### PROBLEM REQUIREMENTS
Below are the records; give again exactly the lines from the one containing "Parse this screenshot: output" through the one containing "Enumerate this screenshot's", leaving out pictures.

### RECORDS SHOWN
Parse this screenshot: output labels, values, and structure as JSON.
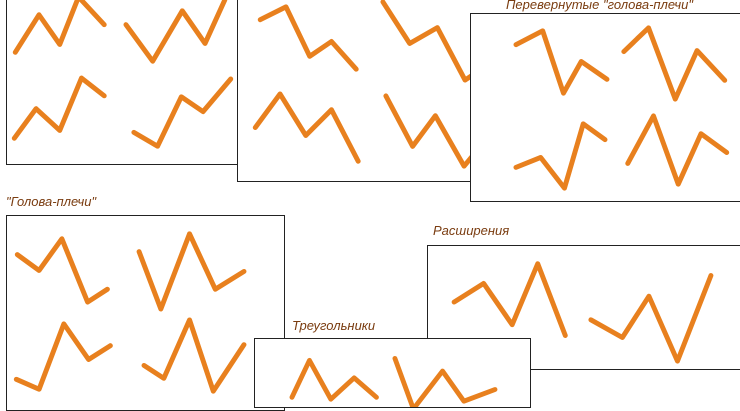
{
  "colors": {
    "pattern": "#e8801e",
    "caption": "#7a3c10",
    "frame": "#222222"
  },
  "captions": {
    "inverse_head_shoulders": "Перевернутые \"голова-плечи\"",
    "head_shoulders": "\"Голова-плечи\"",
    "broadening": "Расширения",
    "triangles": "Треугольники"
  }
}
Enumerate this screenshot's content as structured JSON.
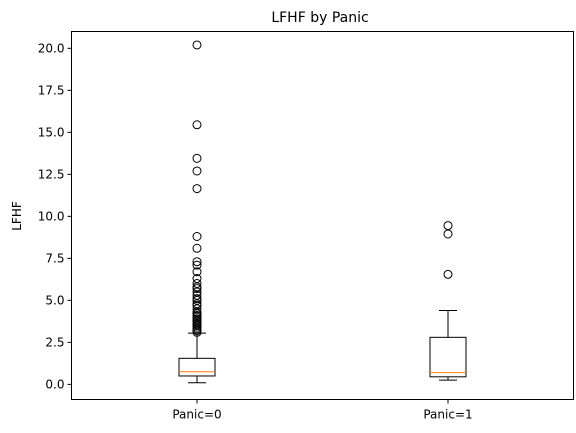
--
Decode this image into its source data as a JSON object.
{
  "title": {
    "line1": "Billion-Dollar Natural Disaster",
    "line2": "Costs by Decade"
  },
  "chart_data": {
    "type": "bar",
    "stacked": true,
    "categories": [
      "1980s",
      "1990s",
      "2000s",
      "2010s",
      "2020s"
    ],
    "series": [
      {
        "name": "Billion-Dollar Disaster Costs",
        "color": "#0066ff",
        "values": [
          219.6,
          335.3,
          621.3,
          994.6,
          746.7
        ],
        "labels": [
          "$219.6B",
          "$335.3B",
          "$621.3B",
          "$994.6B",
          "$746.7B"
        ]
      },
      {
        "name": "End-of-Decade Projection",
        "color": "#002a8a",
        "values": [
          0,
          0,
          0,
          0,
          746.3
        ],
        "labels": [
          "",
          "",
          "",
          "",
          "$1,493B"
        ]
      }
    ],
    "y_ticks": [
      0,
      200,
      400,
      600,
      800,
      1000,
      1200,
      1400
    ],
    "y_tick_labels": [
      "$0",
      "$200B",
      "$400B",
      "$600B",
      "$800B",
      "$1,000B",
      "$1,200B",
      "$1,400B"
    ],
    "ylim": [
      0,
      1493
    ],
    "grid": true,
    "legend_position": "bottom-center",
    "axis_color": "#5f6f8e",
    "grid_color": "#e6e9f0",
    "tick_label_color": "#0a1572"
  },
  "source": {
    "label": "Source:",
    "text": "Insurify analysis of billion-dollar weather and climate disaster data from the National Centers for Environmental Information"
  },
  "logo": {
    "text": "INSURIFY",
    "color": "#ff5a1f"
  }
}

### RESULT
Parse this screenshot: output labels, values, and structure as JSON.
{
  "colors": {
    "pattern": "#e8801e",
    "caption": "#7a3c10",
    "frame": "#222222"
  },
  "captions": {
    "inverse_head_shoulders": "Перевернутые \"голова-плечи\"",
    "head_shoulders": "\"Голова-плечи\"",
    "broadening": "Расширения",
    "triangles": "Треугольники"
  }
}
Enumerate this screenshot's content as structured JSON.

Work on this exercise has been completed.